### INSTRUCTIONS TO FOLLOW:
Write out the whole listing word for word.

::: RECORDS SHOWN :::

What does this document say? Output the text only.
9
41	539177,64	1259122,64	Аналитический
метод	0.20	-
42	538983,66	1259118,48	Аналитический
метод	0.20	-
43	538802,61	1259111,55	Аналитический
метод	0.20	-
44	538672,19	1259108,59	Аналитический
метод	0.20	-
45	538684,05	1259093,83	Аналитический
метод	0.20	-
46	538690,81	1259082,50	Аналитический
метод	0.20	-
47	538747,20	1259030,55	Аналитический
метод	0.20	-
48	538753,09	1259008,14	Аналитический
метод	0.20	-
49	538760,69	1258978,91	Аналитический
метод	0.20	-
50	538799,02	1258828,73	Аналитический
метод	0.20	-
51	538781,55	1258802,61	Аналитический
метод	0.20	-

:::

### RESULT FOR THIS TASK:
What does this document say? Output the text only.
9
41	539177,64	1259122,64	Аналитический
метод	0.20	-
42	538983,66	1259118,48	Аналитический
метод	0.20	-
43	538802,61	1259111,55	Аналитический
метод	0.20	-
44	538672,19	1259108,59	Аналитический
метод	0.20	-
45	538684,05	1259093,83	Аналитический
метод	0.20	-
46	538690,81	1259082,50	Аналитический
метод	0.20	-
47	538747,20	1259030,55	Аналитический
метод	0.20	-
48	538753,09	1259008,14	Аналитический
метод	0.20	-
49	538760,69	1258978,91	Аналитический
метод	0.20	-
50	538799,02	1258828,73	Аналитический
метод	0.20	-
51	538781,55	1258802,61	Аналитический
метод	0.20	-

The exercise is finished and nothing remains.